[WORK INSTRUCTIONS]: Your response should consist of the records, reproduced exactly.

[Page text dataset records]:
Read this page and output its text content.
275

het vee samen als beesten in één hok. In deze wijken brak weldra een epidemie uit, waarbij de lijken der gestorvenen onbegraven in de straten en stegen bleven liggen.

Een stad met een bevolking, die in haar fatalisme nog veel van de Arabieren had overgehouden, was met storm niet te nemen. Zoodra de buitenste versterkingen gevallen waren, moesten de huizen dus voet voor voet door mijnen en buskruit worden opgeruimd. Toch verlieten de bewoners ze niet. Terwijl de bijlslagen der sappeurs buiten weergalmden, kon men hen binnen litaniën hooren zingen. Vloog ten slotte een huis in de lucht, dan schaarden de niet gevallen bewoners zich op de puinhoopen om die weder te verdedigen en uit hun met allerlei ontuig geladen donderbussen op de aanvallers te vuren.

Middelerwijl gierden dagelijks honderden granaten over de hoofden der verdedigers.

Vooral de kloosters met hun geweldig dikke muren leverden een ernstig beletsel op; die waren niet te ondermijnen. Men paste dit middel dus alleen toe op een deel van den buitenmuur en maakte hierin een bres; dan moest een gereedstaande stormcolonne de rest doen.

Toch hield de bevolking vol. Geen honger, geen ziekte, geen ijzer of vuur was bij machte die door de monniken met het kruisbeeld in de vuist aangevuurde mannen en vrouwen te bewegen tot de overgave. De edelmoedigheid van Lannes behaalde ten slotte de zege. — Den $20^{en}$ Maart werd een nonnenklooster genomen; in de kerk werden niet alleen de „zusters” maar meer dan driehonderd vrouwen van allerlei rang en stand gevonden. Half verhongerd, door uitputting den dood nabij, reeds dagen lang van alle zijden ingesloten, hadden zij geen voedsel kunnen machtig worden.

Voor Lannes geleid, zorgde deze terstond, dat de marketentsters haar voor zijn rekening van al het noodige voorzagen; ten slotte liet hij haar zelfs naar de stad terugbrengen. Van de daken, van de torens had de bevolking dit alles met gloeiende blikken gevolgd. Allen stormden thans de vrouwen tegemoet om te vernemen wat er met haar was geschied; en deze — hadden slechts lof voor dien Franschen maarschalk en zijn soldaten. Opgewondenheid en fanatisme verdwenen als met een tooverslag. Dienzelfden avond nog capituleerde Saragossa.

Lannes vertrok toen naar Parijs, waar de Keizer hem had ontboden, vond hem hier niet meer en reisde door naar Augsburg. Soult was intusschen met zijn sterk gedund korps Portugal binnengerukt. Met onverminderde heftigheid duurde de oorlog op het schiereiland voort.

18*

[PROBLEM SOLUTION]:
Read this page and output its text content.
275

het vee samen als beesten in één hok. In deze wijken brak weldra een epidemie uit, waarbij de lijken der gestorvenen onbegraven in de straten en stegen bleven liggen.

Een stad met een bevolking, die in haar fatalisme nog veel van de Arabieren had overgehouden, was met storm niet te nemen. Zoodra de buitenste versterkingen gevallen waren, moesten de huizen dus voet voor voet door mijnen en buskruit worden opgeruimd. Toch verlieten de bewoners ze niet. Terwijl de bijlslagen der sappeurs buiten weergalmden, kon men hen binnen litaniën hooren zingen. Vloog ten slotte een huis in de lucht, dan schaarden de niet gevallen bewoners zich op de puinhoopen om die weder te verdedigen en uit hun met allerlei ontuig geladen donderbussen op de aanvallers te vuren.

Middelerwijl gierden dagelijks honderden granaten over de hoofden der verdedigers.

Vooral de kloosters met hun geweldig dikke muren leverden een ernstig beletsel op; die waren niet te ondermijnen. Men paste dit middel dus alleen toe op een deel van den buitenmuur en maakte hierin een bres; dan moest een gereedstaande stormcolonne de rest doen.

Toch hield de bevolking vol. Geen honger, geen ziekte, geen ijzer of vuur was bij machte die door de monniken met het kruisbeeld in de vuist aangevuurde mannen en vrouwen te bewegen tot de overgave. De edelmoedigheid van Lannes behaalde ten slotte de zege. — Den $20^{en}$ Maart werd een nonnenklooster genomen; in de kerk werden niet alleen de „zusters” maar meer dan driehonderd vrouwen van allerlei rang en stand gevonden. Half verhongerd, door uitputting den dood nabij, reeds dagen lang van alle zijden ingesloten, hadden zij geen voedsel kunnen machtig worden.

Voor Lannes geleid, zorgde deze terstond, dat de marketentsters haar voor zijn rekening van al het noodige voorzagen; ten slotte liet hij haar zelfs naar de stad terugbrengen. Van de daken, van de torens had de bevolking dit alles met gloeiende blikken gevolgd. Allen stormden thans de vrouwen tegemoet om te vernemen wat er met haar was geschied; en deze — hadden slechts lof voor dien Franschen maarschalk en zijn soldaten. Opgewondenheid en fanatisme verdwenen als met een tooverslag. Dienzelfden avond nog capituleerde Saragossa.

Lannes vertrok toen naar Parijs, waar de Keizer hem had ontboden, vond hem hier niet meer en reisde door naar Augsburg. Soult was intusschen met zijn sterk gedund korps Portugal binnengerukt. Met onverminderde heftigheid duurde de oorlog op het schiereiland voort.

18*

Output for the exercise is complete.